[Excerpts from a figure dataset]

-------

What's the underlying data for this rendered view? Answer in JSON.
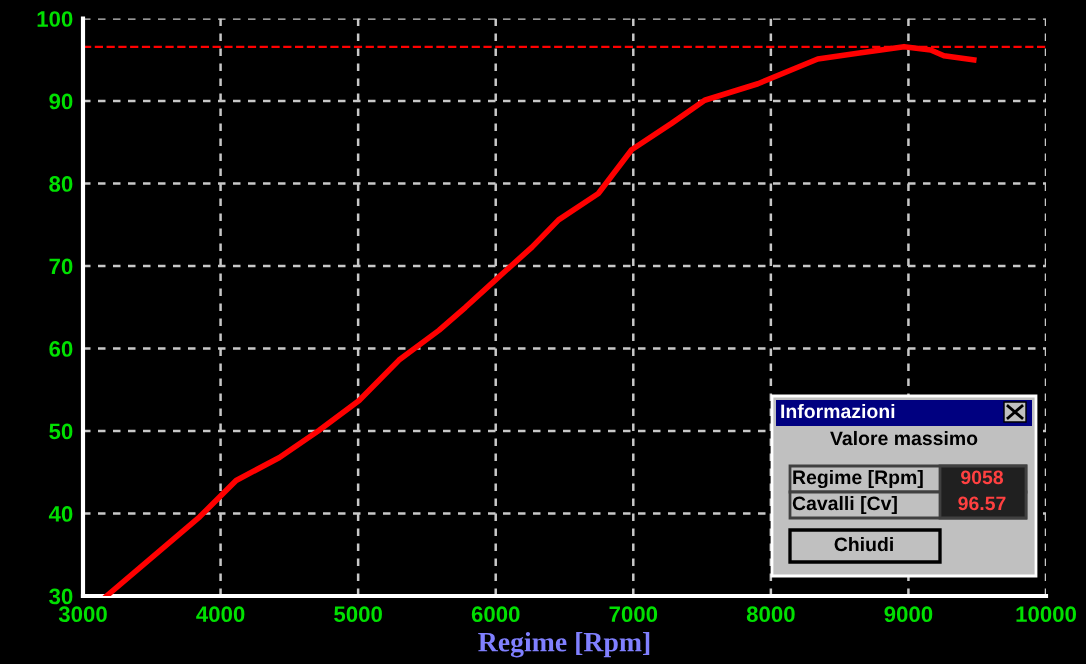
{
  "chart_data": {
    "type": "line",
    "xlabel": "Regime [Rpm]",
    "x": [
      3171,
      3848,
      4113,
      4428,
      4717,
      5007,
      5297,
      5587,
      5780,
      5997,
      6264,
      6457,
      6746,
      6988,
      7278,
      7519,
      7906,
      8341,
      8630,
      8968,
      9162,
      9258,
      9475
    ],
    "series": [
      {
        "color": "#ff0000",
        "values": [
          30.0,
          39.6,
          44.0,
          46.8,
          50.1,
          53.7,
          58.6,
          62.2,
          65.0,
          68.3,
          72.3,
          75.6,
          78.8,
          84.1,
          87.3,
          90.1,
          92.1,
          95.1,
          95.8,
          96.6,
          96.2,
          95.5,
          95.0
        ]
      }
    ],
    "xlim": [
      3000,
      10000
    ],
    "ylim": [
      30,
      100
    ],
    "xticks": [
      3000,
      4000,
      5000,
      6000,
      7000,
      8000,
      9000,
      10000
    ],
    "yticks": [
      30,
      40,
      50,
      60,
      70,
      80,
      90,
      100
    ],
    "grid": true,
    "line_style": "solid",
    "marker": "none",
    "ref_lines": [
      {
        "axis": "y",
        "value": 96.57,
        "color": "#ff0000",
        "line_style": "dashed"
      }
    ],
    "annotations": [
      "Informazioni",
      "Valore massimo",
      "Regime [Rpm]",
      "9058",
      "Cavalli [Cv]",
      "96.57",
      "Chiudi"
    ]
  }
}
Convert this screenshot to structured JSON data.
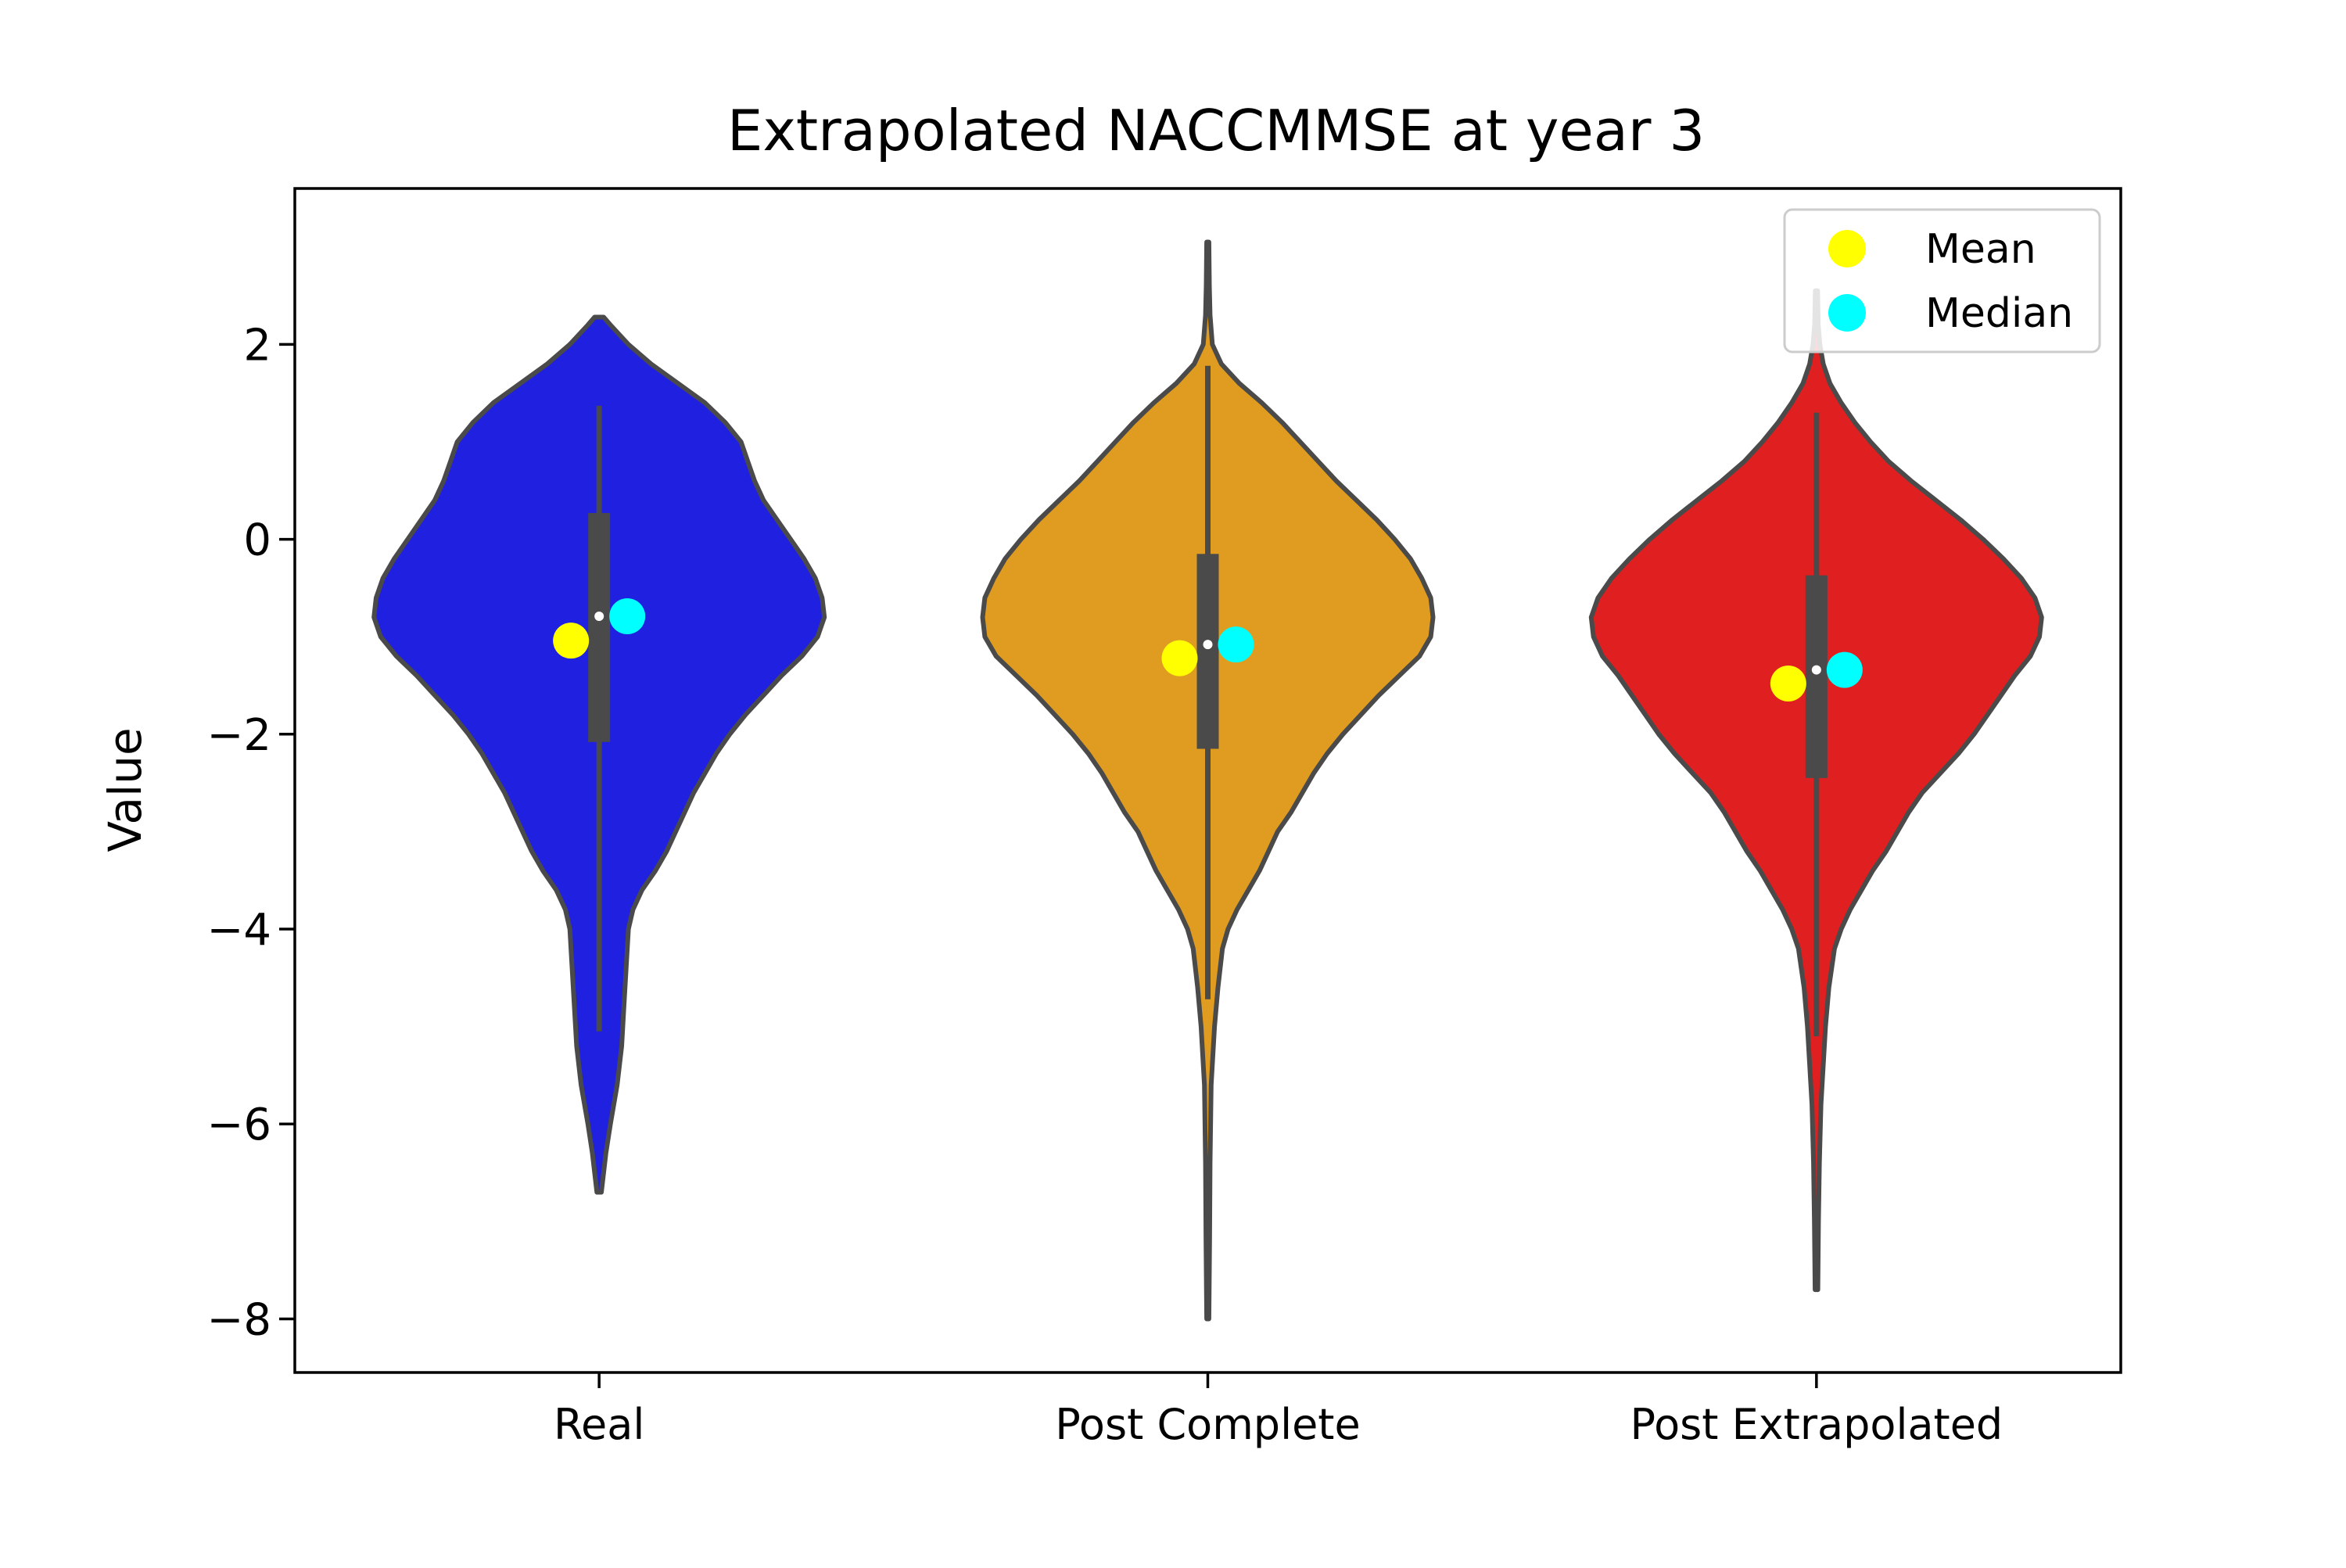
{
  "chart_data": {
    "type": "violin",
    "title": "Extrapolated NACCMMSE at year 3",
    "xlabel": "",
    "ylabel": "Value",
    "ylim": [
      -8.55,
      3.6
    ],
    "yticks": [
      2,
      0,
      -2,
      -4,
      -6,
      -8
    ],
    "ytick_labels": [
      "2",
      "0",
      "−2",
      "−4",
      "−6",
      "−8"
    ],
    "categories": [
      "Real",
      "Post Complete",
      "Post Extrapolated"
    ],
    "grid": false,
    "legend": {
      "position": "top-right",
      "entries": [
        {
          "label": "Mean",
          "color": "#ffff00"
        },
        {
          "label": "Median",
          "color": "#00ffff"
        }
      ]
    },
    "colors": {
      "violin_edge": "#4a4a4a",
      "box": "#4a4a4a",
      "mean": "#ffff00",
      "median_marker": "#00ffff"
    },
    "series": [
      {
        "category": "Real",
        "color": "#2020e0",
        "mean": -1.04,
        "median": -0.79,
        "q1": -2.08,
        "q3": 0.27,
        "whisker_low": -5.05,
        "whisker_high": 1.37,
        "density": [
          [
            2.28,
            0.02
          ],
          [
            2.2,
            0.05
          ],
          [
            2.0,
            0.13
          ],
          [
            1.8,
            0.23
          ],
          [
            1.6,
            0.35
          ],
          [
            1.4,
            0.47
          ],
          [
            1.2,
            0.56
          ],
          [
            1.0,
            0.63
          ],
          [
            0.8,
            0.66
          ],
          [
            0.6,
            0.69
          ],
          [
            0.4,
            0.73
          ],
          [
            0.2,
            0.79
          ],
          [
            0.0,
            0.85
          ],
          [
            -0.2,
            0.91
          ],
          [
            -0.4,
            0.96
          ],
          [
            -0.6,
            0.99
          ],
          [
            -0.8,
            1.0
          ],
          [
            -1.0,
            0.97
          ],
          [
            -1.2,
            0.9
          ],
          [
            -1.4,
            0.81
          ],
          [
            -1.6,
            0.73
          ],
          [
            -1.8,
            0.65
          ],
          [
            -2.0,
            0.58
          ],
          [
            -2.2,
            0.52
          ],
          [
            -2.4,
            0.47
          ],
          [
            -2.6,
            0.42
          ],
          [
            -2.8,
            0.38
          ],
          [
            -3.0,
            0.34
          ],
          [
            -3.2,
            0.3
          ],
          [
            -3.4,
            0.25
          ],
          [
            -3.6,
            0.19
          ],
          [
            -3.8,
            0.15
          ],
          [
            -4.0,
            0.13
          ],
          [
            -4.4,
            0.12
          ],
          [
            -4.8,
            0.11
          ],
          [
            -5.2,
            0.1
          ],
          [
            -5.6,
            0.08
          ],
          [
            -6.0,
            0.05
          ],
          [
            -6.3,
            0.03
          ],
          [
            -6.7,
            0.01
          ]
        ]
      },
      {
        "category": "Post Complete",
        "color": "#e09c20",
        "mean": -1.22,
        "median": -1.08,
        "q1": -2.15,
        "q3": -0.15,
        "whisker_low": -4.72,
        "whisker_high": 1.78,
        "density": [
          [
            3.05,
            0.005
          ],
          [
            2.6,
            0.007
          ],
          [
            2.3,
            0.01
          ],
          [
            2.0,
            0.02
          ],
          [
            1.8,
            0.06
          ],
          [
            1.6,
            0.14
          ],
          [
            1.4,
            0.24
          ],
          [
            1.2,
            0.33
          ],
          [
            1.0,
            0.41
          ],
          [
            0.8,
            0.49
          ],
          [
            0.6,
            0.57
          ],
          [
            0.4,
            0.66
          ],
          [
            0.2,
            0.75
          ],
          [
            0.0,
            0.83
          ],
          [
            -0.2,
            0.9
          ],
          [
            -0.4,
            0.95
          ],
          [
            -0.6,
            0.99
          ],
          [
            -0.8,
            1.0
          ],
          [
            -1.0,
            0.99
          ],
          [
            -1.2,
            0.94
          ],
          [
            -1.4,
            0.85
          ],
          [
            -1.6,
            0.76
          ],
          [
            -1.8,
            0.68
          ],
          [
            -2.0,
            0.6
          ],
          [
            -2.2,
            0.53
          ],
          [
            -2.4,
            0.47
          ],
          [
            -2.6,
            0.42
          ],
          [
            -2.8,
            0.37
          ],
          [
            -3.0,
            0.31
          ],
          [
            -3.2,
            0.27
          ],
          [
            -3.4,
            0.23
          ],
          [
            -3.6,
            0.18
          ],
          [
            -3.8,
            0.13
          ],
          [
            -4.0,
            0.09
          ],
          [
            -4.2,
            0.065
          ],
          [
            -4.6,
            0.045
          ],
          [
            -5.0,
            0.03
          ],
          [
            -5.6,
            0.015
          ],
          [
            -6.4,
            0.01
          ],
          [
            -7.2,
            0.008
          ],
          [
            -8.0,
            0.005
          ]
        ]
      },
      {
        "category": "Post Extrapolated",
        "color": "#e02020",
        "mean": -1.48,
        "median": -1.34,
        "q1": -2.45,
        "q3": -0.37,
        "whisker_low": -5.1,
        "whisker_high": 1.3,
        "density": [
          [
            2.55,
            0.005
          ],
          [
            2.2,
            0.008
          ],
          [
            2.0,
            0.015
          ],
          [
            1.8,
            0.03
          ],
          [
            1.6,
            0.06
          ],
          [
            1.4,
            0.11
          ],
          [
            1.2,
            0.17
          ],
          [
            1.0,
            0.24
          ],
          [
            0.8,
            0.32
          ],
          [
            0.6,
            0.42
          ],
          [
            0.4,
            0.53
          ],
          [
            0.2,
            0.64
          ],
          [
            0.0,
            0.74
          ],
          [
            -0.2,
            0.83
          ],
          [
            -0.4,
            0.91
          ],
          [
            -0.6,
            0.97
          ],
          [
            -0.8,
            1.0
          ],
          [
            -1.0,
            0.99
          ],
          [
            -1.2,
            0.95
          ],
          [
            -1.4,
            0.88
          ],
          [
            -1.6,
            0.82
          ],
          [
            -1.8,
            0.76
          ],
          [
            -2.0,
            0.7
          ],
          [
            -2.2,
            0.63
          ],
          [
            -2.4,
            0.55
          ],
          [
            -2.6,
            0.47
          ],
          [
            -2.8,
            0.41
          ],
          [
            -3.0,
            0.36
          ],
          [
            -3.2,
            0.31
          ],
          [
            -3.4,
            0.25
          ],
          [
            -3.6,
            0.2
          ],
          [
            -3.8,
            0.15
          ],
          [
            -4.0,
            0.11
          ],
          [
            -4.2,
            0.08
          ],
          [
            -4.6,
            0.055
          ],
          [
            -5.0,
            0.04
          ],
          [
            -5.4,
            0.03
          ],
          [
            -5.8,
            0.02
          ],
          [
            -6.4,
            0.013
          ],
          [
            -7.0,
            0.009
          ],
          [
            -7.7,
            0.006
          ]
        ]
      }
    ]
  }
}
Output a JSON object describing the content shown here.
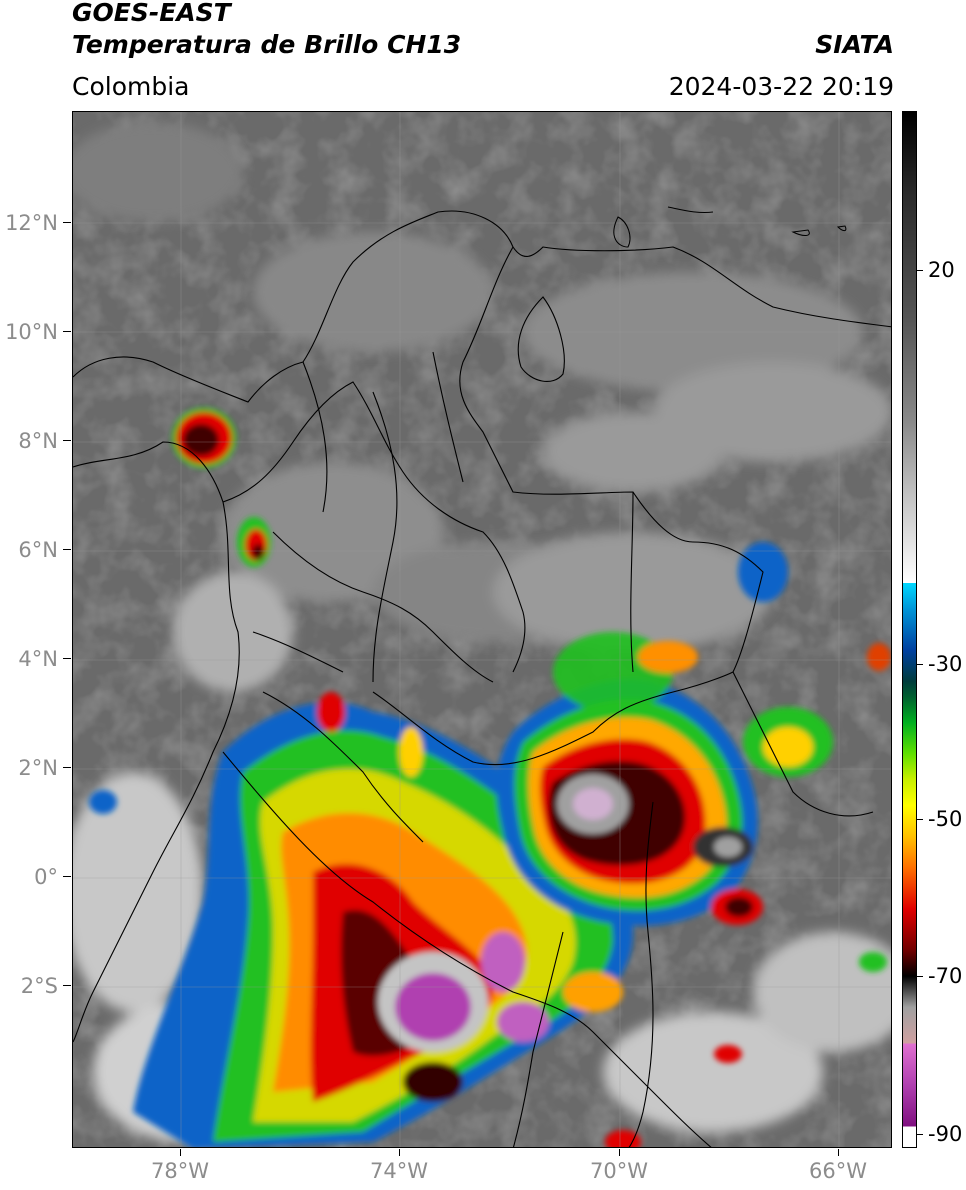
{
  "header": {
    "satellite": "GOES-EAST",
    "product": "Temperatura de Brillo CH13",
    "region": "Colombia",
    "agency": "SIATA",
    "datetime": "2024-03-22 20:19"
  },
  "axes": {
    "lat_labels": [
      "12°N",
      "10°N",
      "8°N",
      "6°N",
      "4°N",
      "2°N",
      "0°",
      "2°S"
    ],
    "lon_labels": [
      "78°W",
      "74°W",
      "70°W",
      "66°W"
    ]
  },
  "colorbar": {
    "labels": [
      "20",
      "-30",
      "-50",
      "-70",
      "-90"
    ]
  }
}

-------

#### [What to do]
In the data above, find the line containing "Output a JSON"; from there, please write out each line through the end, exactly, with the pictures omitted.

#### [Answer to the task]
Output a JSON object describing the content shown here.
{
  "header": {
    "satellite": "GOES-EAST",
    "product": "Temperatura de Brillo CH13",
    "region": "Colombia",
    "agency": "SIATA",
    "datetime": "2024-03-22 20:19"
  },
  "axes": {
    "lat_labels": [
      "12°N",
      "10°N",
      "8°N",
      "6°N",
      "4°N",
      "2°N",
      "0°",
      "2°S"
    ],
    "lon_labels": [
      "78°W",
      "74°W",
      "70°W",
      "66°W"
    ]
  },
  "colorbar": {
    "labels": [
      "20",
      "-30",
      "-50",
      "-70",
      "-90"
    ]
  }
}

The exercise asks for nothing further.